▶ [GOAL]: The records below must be retyped exactly.

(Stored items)

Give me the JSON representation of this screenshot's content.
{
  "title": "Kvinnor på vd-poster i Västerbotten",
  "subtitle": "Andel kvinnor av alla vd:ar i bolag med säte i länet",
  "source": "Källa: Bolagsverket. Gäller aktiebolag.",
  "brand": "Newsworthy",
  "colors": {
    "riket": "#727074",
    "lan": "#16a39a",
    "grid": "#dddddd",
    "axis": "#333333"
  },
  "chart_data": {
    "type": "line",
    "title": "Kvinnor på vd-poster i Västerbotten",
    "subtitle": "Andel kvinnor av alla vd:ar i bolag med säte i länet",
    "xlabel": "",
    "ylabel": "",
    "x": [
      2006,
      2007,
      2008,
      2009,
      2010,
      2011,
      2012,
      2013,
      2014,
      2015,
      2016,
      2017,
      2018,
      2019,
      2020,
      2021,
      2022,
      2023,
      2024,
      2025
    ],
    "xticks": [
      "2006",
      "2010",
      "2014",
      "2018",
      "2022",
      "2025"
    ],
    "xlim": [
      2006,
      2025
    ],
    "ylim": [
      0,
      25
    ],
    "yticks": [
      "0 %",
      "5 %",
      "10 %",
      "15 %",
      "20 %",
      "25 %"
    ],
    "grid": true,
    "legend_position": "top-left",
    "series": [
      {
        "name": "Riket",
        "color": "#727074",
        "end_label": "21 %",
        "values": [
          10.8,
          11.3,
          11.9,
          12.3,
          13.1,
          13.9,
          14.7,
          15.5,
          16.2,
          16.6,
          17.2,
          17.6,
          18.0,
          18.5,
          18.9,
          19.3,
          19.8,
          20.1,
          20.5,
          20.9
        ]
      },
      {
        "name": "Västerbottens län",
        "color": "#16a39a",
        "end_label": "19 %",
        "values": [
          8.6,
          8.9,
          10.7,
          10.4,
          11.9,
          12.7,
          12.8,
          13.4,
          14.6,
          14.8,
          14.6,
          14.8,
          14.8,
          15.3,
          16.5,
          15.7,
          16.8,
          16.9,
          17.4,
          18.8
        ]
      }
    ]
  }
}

▶ [WRITTEN ANSWER]:
Give me the JSON representation of this screenshot's content.
{
  "title": "Kvinnor på vd-poster i Västerbotten",
  "subtitle": "Andel kvinnor av alla vd:ar i bolag med säte i länet",
  "source": "Källa: Bolagsverket. Gäller aktiebolag.",
  "brand": "Newsworthy",
  "colors": {
    "riket": "#727074",
    "lan": "#16a39a",
    "grid": "#dddddd",
    "axis": "#333333"
  },
  "chart_data": {
    "type": "line",
    "title": "Kvinnor på vd-poster i Västerbotten",
    "subtitle": "Andel kvinnor av alla vd:ar i bolag med säte i länet",
    "xlabel": "",
    "ylabel": "",
    "x": [
      2006,
      2007,
      2008,
      2009,
      2010,
      2011,
      2012,
      2013,
      2014,
      2015,
      2016,
      2017,
      2018,
      2019,
      2020,
      2021,
      2022,
      2023,
      2024,
      2025
    ],
    "xticks": [
      "2006",
      "2010",
      "2014",
      "2018",
      "2022",
      "2025"
    ],
    "xlim": [
      2006,
      2025
    ],
    "ylim": [
      0,
      25
    ],
    "yticks": [
      "0 %",
      "5 %",
      "10 %",
      "15 %",
      "20 %",
      "25 %"
    ],
    "grid": true,
    "legend_position": "top-left",
    "series": [
      {
        "name": "Riket",
        "color": "#727074",
        "end_label": "21 %",
        "values": [
          10.8,
          11.3,
          11.9,
          12.3,
          13.1,
          13.9,
          14.7,
          15.5,
          16.2,
          16.6,
          17.2,
          17.6,
          18.0,
          18.5,
          18.9,
          19.3,
          19.8,
          20.1,
          20.5,
          20.9
        ]
      },
      {
        "name": "Västerbottens län",
        "color": "#16a39a",
        "end_label": "19 %",
        "values": [
          8.6,
          8.9,
          10.7,
          10.4,
          11.9,
          12.7,
          12.8,
          13.4,
          14.6,
          14.8,
          14.6,
          14.8,
          14.8,
          15.3,
          16.5,
          15.7,
          16.8,
          16.9,
          17.4,
          18.8
        ]
      }
    ]
  }
}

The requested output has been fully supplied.